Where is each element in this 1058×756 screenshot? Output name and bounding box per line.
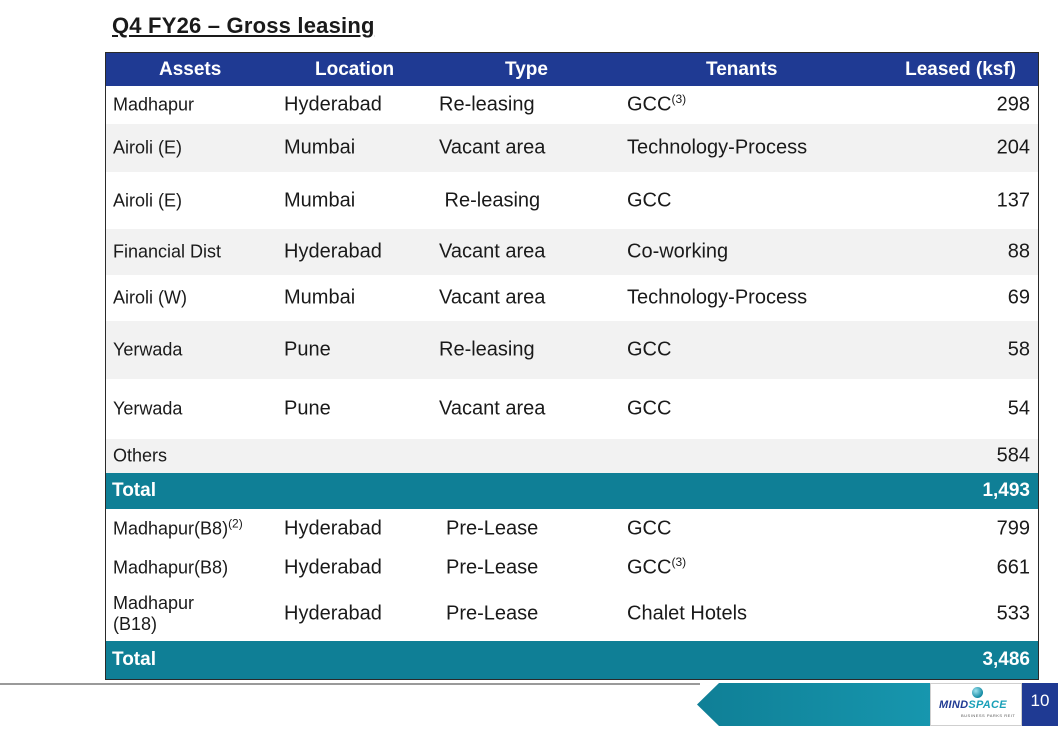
cell-tenant: GCC(3)	[627, 554, 687, 579]
cell-location: Mumbai	[284, 136, 356, 159]
header-type: Type	[505, 58, 548, 80]
cell-location: Pune	[284, 338, 331, 361]
table-row: Airoli (E) Mumbai Vacant area Technology…	[106, 124, 1038, 172]
cell-location: Hyderabad	[284, 240, 382, 263]
footer-divider	[0, 683, 700, 685]
cell-tenant: GCC	[627, 189, 672, 211]
footnote-marker: (2)	[228, 516, 243, 531]
table-row: Yerwada Pune Re-leasing GCC 58	[106, 321, 1038, 379]
cell-leased: 533	[996, 602, 1030, 625]
footnote-marker: (3)	[671, 554, 687, 569]
cell-type: Pre-Lease	[446, 602, 539, 625]
cell-leased: 204	[996, 136, 1030, 159]
header-tenants: Tenants	[706, 58, 778, 80]
cell-tenant: Chalet Hotels	[627, 602, 748, 625]
cell-type: Pre-Lease	[446, 517, 539, 540]
cell-type: Vacant area	[439, 136, 546, 159]
cell-type: Pre-Lease	[446, 556, 539, 579]
cell-leased: 54	[1007, 397, 1030, 420]
cell-leased: 88	[1007, 240, 1030, 263]
cell-asset: Airoli (E)	[113, 190, 183, 210]
table-row: Madhapur(B8)(2) Hyderabad Pre-Lease GCC …	[106, 509, 1038, 549]
cell-asset: Madhapur(B8)(2)	[113, 516, 243, 539]
cell-tenant: Co-working	[627, 240, 729, 263]
header-leased: Leased (ksf)	[905, 58, 1016, 80]
table-row: Airoli (E) Mumbai Re-leasing GCC 137	[106, 172, 1038, 229]
cell-location: Mumbai	[284, 189, 356, 211]
table-row: Madhapur Hyderabad Re-leasing GCC(3) 298	[106, 86, 1038, 124]
cell-asset: Madhapur(B8)	[113, 557, 229, 578]
cell-asset: Yerwada	[113, 398, 183, 419]
page-number: 10	[1022, 683, 1058, 726]
table-row: Financial Dist Hyderabad Vacant area Co-…	[106, 229, 1038, 275]
cell-asset: Airoli (E)	[113, 137, 183, 158]
cell-asset: Yerwada	[113, 339, 183, 360]
cell-asset: Financial Dist	[113, 241, 222, 262]
total-row: Total 1,493	[106, 473, 1038, 509]
cell-type: Vacant area	[439, 240, 546, 263]
logo-wordmark: MINDSPACE	[939, 699, 1007, 711]
cell-leased: 69	[1007, 286, 1030, 309]
gross-leasing-table: Assets Location Type Tenants Leased (ksf…	[105, 52, 1039, 680]
table-row: Others 584	[106, 439, 1038, 473]
cell-tenant: Technology-Process	[627, 286, 808, 309]
cell-leased: 584	[996, 444, 1030, 467]
header-assets: Assets	[159, 58, 222, 80]
cell-location: Hyderabad	[284, 602, 382, 625]
cell-location: Hyderabad	[284, 93, 382, 116]
total-label: Total	[112, 480, 156, 501]
cell-tenant: GCC	[627, 517, 672, 540]
table-row: Yerwada Pune Vacant area GCC 54	[106, 379, 1038, 439]
cell-location: Mumbai	[284, 286, 356, 309]
header-location: Location	[315, 58, 395, 80]
cell-asset: Others	[113, 445, 168, 466]
table-header-row: Assets Location Type Tenants Leased (ksf…	[106, 53, 1038, 86]
slide-title: Q4 FY26 – Gross leasing	[112, 13, 375, 38]
table-row: Madhapur(B8) Hyderabad Pre-Lease GCC(3) …	[106, 549, 1038, 587]
table-row: Madhapur (B18) Hyderabad Pre-Lease Chale…	[106, 587, 1038, 641]
cell-leased: 799	[996, 517, 1030, 540]
cell-tenant: GCC(3)	[627, 91, 687, 116]
total-value: 1,493	[982, 480, 1030, 501]
cell-asset: Madhapur	[113, 94, 195, 115]
cell-tenant: GCC	[627, 397, 672, 420]
cell-type: Vacant area	[439, 397, 546, 420]
cell-leased: 137	[996, 189, 1030, 211]
total-label: Total	[112, 649, 156, 670]
table-row: Airoli (W) Mumbai Vacant area Technology…	[106, 275, 1038, 321]
footnote-marker: (3)	[671, 91, 687, 106]
cell-location: Hyderabad	[284, 556, 382, 579]
cell-tenant: Technology-Process	[627, 136, 808, 159]
cell-leased: 298	[996, 93, 1030, 116]
cell-asset: Madhapur (B18)	[113, 593, 195, 634]
cell-type: Vacant area	[439, 286, 546, 309]
logo-globe-icon	[972, 687, 983, 698]
logo-subtitle: BUSINESS PARKS REIT	[961, 713, 1016, 718]
total-row: Total 3,486	[106, 641, 1038, 679]
cell-asset: Airoli (W)	[113, 287, 187, 308]
cell-tenant: GCC	[627, 338, 672, 361]
cell-leased: 661	[996, 556, 1030, 579]
cell-type: Re-leasing	[439, 93, 535, 116]
mindspace-logo: MINDSPACE BUSINESS PARKS REIT	[930, 683, 1022, 726]
cell-leased: 58	[1007, 338, 1030, 361]
cell-location: Hyderabad	[284, 517, 382, 540]
cell-location: Pune	[284, 397, 331, 420]
total-value: 3,486	[982, 649, 1030, 670]
cell-type: Re-leasing	[439, 338, 535, 361]
cell-type: Re-leasing	[439, 189, 541, 211]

+++

● Stated task: Present every line of the records above as a numbered list, with blank lines left out and the pictures omitted.

● Result:
1. Where is each element in this 1058×756 screenshot? Output name and bounding box per line.
2. cell-tenant: GCC(3)	[627, 554, 687, 579]
3. cell-location: Mumbai	[284, 136, 356, 159]
4. header-type: Type	[505, 58, 548, 80]
5. cell-location: Pune	[284, 338, 331, 361]
6. table-row: Airoli (E) Mumbai Vacant area Technology…	[106, 124, 1038, 172]
7. cell-location: Hyderabad	[284, 240, 382, 263]
8. footer-divider	[0, 683, 700, 685]
9. cell-tenant: GCC	[627, 189, 672, 211]
10. footnote-marker: (2)	[228, 516, 243, 531]
11. table-row: Yerwada Pune Re-leasing GCC 58	[106, 321, 1038, 379]
12. cell-leased: 533	[996, 602, 1030, 625]
13. footnote-marker: (3)	[671, 554, 687, 569]
14. cell-type: Pre-Lease	[446, 602, 539, 625]
15. cell-leased: 204	[996, 136, 1030, 159]
16. header-tenants: Tenants	[706, 58, 778, 80]
17. cell-tenant: Chalet Hotels	[627, 602, 748, 625]
18. cell-type: Pre-Lease	[446, 517, 539, 540]
19. cell-type: Vacant area	[439, 136, 546, 159]
20. cell-type: Pre-Lease	[446, 556, 539, 579]
21. cell-leased: 54	[1007, 397, 1030, 420]
22. cell-leased: 88	[1007, 240, 1030, 263]
23. cell-asset: Airoli (E)	[113, 190, 183, 210]
24. table-row: Madhapur(B8)(2) Hyderabad Pre-Lease GCC …	[106, 509, 1038, 549]
25. cell-asset: Madhapur(B8)(2)	[113, 516, 243, 539]
26. cell-tenant: Co-working	[627, 240, 729, 263]
27. header-leased: Leased (ksf)	[905, 58, 1016, 80]
28. table-row: Airoli (E) Mumbai Re-leasing GCC 137	[106, 172, 1038, 229]
29. cell-location: Mumbai	[284, 189, 356, 211]
30. table-row: Madhapur Hyderabad Re-leasing GCC(3) 298	[106, 86, 1038, 124]
31. cell-asset: Madhapur(B8)	[113, 557, 229, 578]
32. cell-asset: Yerwada	[113, 398, 183, 419]
33. page-number: 10	[1022, 683, 1058, 726]
34. table-row: Financial Dist Hyderabad Vacant area Co-…	[106, 229, 1038, 275]
35. cell-asset: Airoli (E)	[113, 137, 183, 158]
36. cell-asset: Yerwada	[113, 339, 183, 360]
37. cell-asset: Financial Dist	[113, 241, 222, 262]
38. total-row: Total 1,493	[106, 473, 1038, 509]
39. cell-type: Vacant area	[439, 240, 546, 263]
40. logo-wordmark: MINDSPACE	[939, 699, 1007, 711]
41. cell-leased: 69	[1007, 286, 1030, 309]
42. gross-leasing-table: Assets Location Type Tenants Leased (ksf…	[105, 52, 1039, 680]
43. table-row: Others 584	[106, 439, 1038, 473]
44. cell-tenant: Technology-Process	[627, 286, 808, 309]
45. cell-leased: 584	[996, 444, 1030, 467]
46. header-assets: Assets	[159, 58, 222, 80]
47. cell-location: Hyderabad	[284, 602, 382, 625]
48. cell-location: Hyderabad	[284, 93, 382, 116]
49. total-label: Total	[112, 480, 156, 501]
50. cell-tenant: GCC	[627, 517, 672, 540]
51. table-row: Yerwada Pune Vacant area GCC 54	[106, 379, 1038, 439]
52. cell-location: Mumbai	[284, 286, 356, 309]
53. header-location: Location	[315, 58, 395, 80]
54. cell-asset: Others	[113, 445, 168, 466]
55. table-header-row: Assets Location Type Tenants Leased (ksf…	[106, 53, 1038, 86]
56. slide-title: Q4 FY26 – Gross leasing	[112, 13, 375, 38]
57. table-row: Madhapur(B8) Hyderabad Pre-Lease GCC(3) …	[106, 549, 1038, 587]
58. table-row: Madhapur (B18) Hyderabad Pre-Lease Chale…	[106, 587, 1038, 641]
59. cell-leased: 799	[996, 517, 1030, 540]
60. cell-tenant: GCC(3)	[627, 91, 687, 116]
61. total-value: 1,493	[982, 480, 1030, 501]
62. cell-asset: Madhapur	[113, 94, 195, 115]
63. cell-tenant: GCC	[627, 397, 672, 420]
64. cell-type: Vacant area	[439, 397, 546, 420]
65. cell-leased: 137	[996, 189, 1030, 211]
66. total-label: Total	[112, 649, 156, 670]
67. table-row: Airoli (W) Mumbai Vacant area Technology…	[106, 275, 1038, 321]
68. footnote-marker: (3)	[671, 91, 687, 106]
69. cell-location: Hyderabad	[284, 556, 382, 579]
70. cell-tenant: Technology-Process	[627, 136, 808, 159]
71. cell-leased: 298	[996, 93, 1030, 116]
72. cell-asset: Madhapur (B18)	[113, 593, 195, 634]
73. cell-type: Vacant area	[439, 286, 546, 309]
74. logo-globe-icon	[972, 687, 983, 698]
75. logo-subtitle: BUSINESS PARKS REIT	[961, 713, 1016, 718]
76. total-row: Total 3,486	[106, 641, 1038, 679]
77. cell-asset: Airoli (W)	[113, 287, 187, 308]
78. cell-tenant: GCC	[627, 338, 672, 361]
79. cell-leased: 661	[996, 556, 1030, 579]
80. cell-type: Re-leasing	[439, 93, 535, 116]
81. mindspace-logo: MINDSPACE BUSINESS PARKS REIT	[930, 683, 1022, 726]
82. cell-leased: 58	[1007, 338, 1030, 361]
83. cell-location: Hyderabad	[284, 517, 382, 540]
84. cell-location: Pune	[284, 397, 331, 420]
85. total-value: 3,486	[982, 649, 1030, 670]
86. cell-type: Re-leasing	[439, 338, 535, 361]
87. cell-type: Re-leasing	[439, 189, 541, 211]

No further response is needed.